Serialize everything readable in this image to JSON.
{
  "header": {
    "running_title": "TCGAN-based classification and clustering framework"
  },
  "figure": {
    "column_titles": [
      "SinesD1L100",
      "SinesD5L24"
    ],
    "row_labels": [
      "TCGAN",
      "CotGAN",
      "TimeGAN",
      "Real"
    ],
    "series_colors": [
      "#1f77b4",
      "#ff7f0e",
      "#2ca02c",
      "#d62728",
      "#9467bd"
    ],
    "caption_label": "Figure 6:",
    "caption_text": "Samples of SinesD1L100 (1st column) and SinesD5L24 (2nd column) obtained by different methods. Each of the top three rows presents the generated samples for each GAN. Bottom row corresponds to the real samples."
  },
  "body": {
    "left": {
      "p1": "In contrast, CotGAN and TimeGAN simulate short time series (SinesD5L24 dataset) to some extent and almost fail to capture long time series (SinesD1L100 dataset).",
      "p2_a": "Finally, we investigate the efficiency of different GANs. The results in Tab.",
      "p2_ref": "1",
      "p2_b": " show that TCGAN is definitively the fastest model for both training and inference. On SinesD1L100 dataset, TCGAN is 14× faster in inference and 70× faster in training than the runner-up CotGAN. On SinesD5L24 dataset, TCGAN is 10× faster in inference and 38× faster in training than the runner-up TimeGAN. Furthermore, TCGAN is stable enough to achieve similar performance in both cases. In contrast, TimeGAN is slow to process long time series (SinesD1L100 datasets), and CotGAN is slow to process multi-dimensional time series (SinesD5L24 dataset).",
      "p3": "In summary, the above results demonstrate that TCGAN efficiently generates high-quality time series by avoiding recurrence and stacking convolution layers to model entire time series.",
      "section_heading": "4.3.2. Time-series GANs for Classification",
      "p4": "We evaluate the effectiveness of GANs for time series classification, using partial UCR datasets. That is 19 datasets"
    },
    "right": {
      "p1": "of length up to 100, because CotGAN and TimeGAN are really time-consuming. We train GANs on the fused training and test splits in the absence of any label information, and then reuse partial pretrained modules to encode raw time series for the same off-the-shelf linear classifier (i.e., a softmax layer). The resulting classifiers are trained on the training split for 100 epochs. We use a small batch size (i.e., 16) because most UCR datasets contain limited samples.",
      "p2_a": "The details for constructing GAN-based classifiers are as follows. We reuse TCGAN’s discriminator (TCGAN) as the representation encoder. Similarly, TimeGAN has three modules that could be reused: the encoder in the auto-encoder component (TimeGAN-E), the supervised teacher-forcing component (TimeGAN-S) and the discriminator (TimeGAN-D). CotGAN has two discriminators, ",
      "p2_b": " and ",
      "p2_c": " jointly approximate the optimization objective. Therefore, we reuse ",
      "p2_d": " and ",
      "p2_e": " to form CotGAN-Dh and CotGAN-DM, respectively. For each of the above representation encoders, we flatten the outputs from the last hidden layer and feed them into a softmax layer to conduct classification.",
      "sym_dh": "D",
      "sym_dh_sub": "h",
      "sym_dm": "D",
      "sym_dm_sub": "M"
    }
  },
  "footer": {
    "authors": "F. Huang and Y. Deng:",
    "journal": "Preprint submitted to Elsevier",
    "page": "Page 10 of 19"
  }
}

▶ [TASK GOAL]:
Using the listing above, please repeat every entry exactly.

▶ [TASK RESULT]:
Serialize everything readable in this image to JSON.
{
  "header": {
    "running_title": "TCGAN-based classification and clustering framework"
  },
  "figure": {
    "column_titles": [
      "SinesD1L100",
      "SinesD5L24"
    ],
    "row_labels": [
      "TCGAN",
      "CotGAN",
      "TimeGAN",
      "Real"
    ],
    "series_colors": [
      "#1f77b4",
      "#ff7f0e",
      "#2ca02c",
      "#d62728",
      "#9467bd"
    ],
    "caption_label": "Figure 6:",
    "caption_text": "Samples of SinesD1L100 (1st column) and SinesD5L24 (2nd column) obtained by different methods. Each of the top three rows presents the generated samples for each GAN. Bottom row corresponds to the real samples."
  },
  "body": {
    "left": {
      "p1": "In contrast, CotGAN and TimeGAN simulate short time series (SinesD5L24 dataset) to some extent and almost fail to capture long time series (SinesD1L100 dataset).",
      "p2_a": "Finally, we investigate the efficiency of different GANs. The results in Tab.",
      "p2_ref": "1",
      "p2_b": " show that TCGAN is definitively the fastest model for both training and inference. On SinesD1L100 dataset, TCGAN is 14× faster in inference and 70× faster in training than the runner-up CotGAN. On SinesD5L24 dataset, TCGAN is 10× faster in inference and 38× faster in training than the runner-up TimeGAN. Furthermore, TCGAN is stable enough to achieve similar performance in both cases. In contrast, TimeGAN is slow to process long time series (SinesD1L100 datasets), and CotGAN is slow to process multi-dimensional time series (SinesD5L24 dataset).",
      "p3": "In summary, the above results demonstrate that TCGAN efficiently generates high-quality time series by avoiding recurrence and stacking convolution layers to model entire time series.",
      "section_heading": "4.3.2. Time-series GANs for Classification",
      "p4": "We evaluate the effectiveness of GANs for time series classification, using partial UCR datasets. That is 19 datasets"
    },
    "right": {
      "p1": "of length up to 100, because CotGAN and TimeGAN are really time-consuming. We train GANs on the fused training and test splits in the absence of any label information, and then reuse partial pretrained modules to encode raw time series for the same off-the-shelf linear classifier (i.e., a softmax layer). The resulting classifiers are trained on the training split for 100 epochs. We use a small batch size (i.e., 16) because most UCR datasets contain limited samples.",
      "p2_a": "The details for constructing GAN-based classifiers are as follows. We reuse TCGAN’s discriminator (TCGAN) as the representation encoder. Similarly, TimeGAN has three modules that could be reused: the encoder in the auto-encoder component (TimeGAN-E), the supervised teacher-forcing component (TimeGAN-S) and the discriminator (TimeGAN-D). CotGAN has two discriminators, ",
      "p2_b": " and ",
      "p2_c": " jointly approximate the optimization objective. Therefore, we reuse ",
      "p2_d": " and ",
      "p2_e": " to form CotGAN-Dh and CotGAN-DM, respectively. For each of the above representation encoders, we flatten the outputs from the last hidden layer and feed them into a softmax layer to conduct classification.",
      "sym_dh": "D",
      "sym_dh_sub": "h",
      "sym_dm": "D",
      "sym_dm_sub": "M"
    }
  },
  "footer": {
    "authors": "F. Huang and Y. Deng:",
    "journal": "Preprint submitted to Elsevier",
    "page": "Page 10 of 19"
  }
}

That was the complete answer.